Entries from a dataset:
(begin)

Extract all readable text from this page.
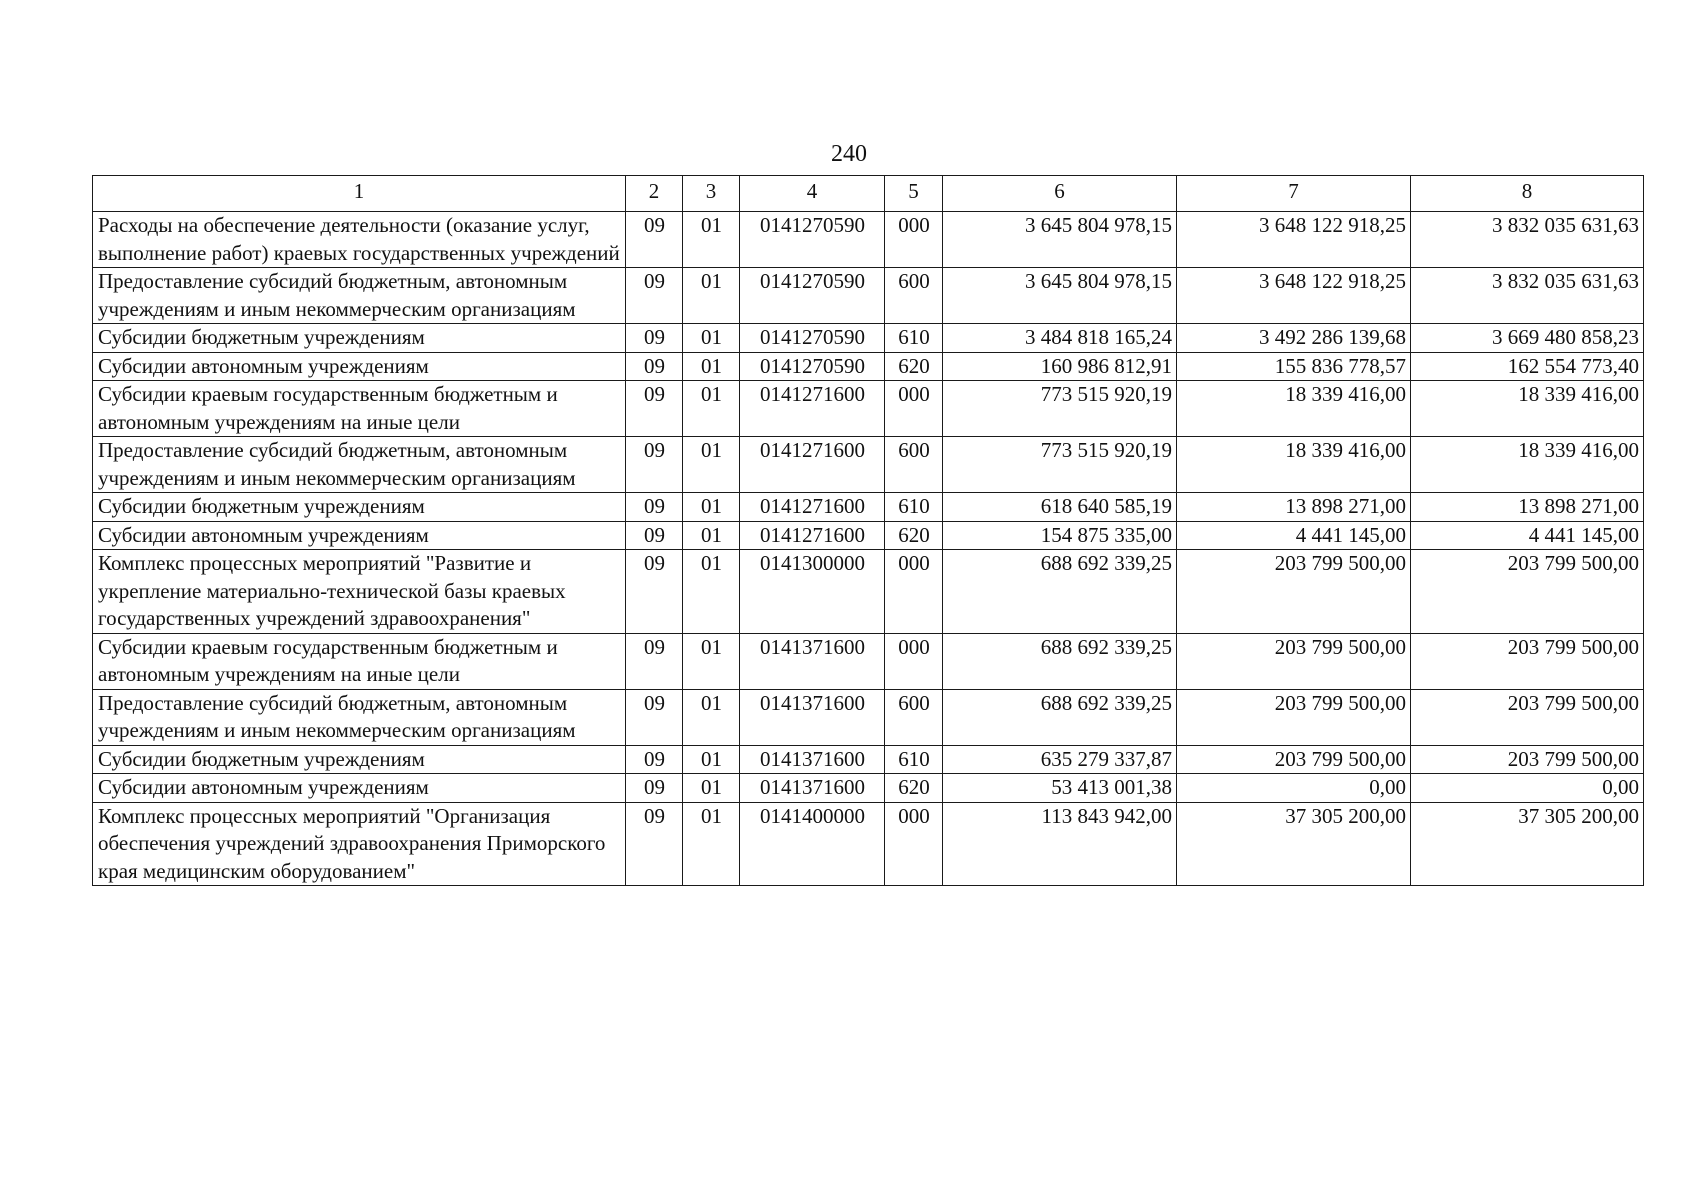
240
1	2	3	4	5	6	7	8
Расходы на обеспечение деятельности (оказание услуг, выполнение работ) краевых государственных учреждений	09	01	0141270590	000	3 645 804 978,15	3 648 122 918,25	3 832 035 631,63
Предоставление субсидий бюджетным, автономным учреждениям и иным некоммерческим организациям	09	01	0141270590	600	3 645 804 978,15	3 648 122 918,25	3 832 035 631,63
Субсидии бюджетным учреждениям	09	01	0141270590	610	3 484 818 165,24	3 492 286 139,68	3 669 480 858,23
Субсидии автономным учреждениям	09	01	0141270590	620	160 986 812,91	155 836 778,57	162 554 773,40
Субсидии краевым государственным бюджетным и автономным учреждениям на иные цели	09	01	0141271600	000	773 515 920,19	18 339 416,00	18 339 416,00
Предоставление субсидий бюджетным, автономным учреждениям и иным некоммерческим организациям	09	01	0141271600	600	773 515 920,19	18 339 416,00	18 339 416,00
Субсидии бюджетным учреждениям	09	01	0141271600	610	618 640 585,19	13 898 271,00	13 898 271,00
Субсидии автономным учреждениям	09	01	0141271600	620	154 875 335,00	4 441 145,00	4 441 145,00
Комплекс процессных мероприятий "Развитие и укрепление материально-технической базы краевых государственных учреждений здравоохранения"	09	01	0141300000	000	688 692 339,25	203 799 500,00	203 799 500,00
Субсидии краевым государственным бюджетным и автономным учреждениям на иные цели	09	01	0141371600	000	688 692 339,25	203 799 500,00	203 799 500,00
Предоставление субсидий бюджетным, автономным учреждениям и иным некоммерческим организациям	09	01	0141371600	600	688 692 339,25	203 799 500,00	203 799 500,00
Субсидии бюджетным учреждениям	09	01	0141371600	610	635 279 337,87	203 799 500,00	203 799 500,00
Субсидии автономным учреждениям	09	01	0141371600	620	53 413 001,38	0,00	0,00
Комплекс процессных мероприятий "Организация обеспечения учреждений здравоохранения Приморского края медицинским оборудованием"	09	01	0141400000	000	113 843 942,00	37 305 200,00	37 305 200,00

(end)

## Goal of the exercise
Repeat each entry exactly as given; no pictures belong in the copy.

## Output for this exercise
Extract all readable text from this page.
240
1	2	3	4	5	6	7	8
Расходы на обеспечение деятельности (оказание услуг, выполнение работ) краевых государственных учреждений	09	01	0141270590	000	3 645 804 978,15	3 648 122 918,25	3 832 035 631,63
Предоставление субсидий бюджетным, автономным учреждениям и иным некоммерческим организациям	09	01	0141270590	600	3 645 804 978,15	3 648 122 918,25	3 832 035 631,63
Субсидии бюджетным учреждениям	09	01	0141270590	610	3 484 818 165,24	3 492 286 139,68	3 669 480 858,23
Субсидии автономным учреждениям	09	01	0141270590	620	160 986 812,91	155 836 778,57	162 554 773,40
Субсидии краевым государственным бюджетным и автономным учреждениям на иные цели	09	01	0141271600	000	773 515 920,19	18 339 416,00	18 339 416,00
Предоставление субсидий бюджетным, автономным учреждениям и иным некоммерческим организациям	09	01	0141271600	600	773 515 920,19	18 339 416,00	18 339 416,00
Субсидии бюджетным учреждениям	09	01	0141271600	610	618 640 585,19	13 898 271,00	13 898 271,00
Субсидии автономным учреждениям	09	01	0141271600	620	154 875 335,00	4 441 145,00	4 441 145,00
Комплекс процессных мероприятий "Развитие и укрепление материально-технической базы краевых государственных учреждений здравоохранения"	09	01	0141300000	000	688 692 339,25	203 799 500,00	203 799 500,00
Субсидии краевым государственным бюджетным и автономным учреждениям на иные цели	09	01	0141371600	000	688 692 339,25	203 799 500,00	203 799 500,00
Предоставление субсидий бюджетным, автономным учреждениям и иным некоммерческим организациям	09	01	0141371600	600	688 692 339,25	203 799 500,00	203 799 500,00
Субсидии бюджетным учреждениям	09	01	0141371600	610	635 279 337,87	203 799 500,00	203 799 500,00
Субсидии автономным учреждениям	09	01	0141371600	620	53 413 001,38	0,00	0,00
Комплекс процессных мероприятий "Организация обеспечения учреждений здравоохранения Приморского края медицинским оборудованием"	09	01	0141400000	000	113 843 942,00	37 305 200,00	37 305 200,00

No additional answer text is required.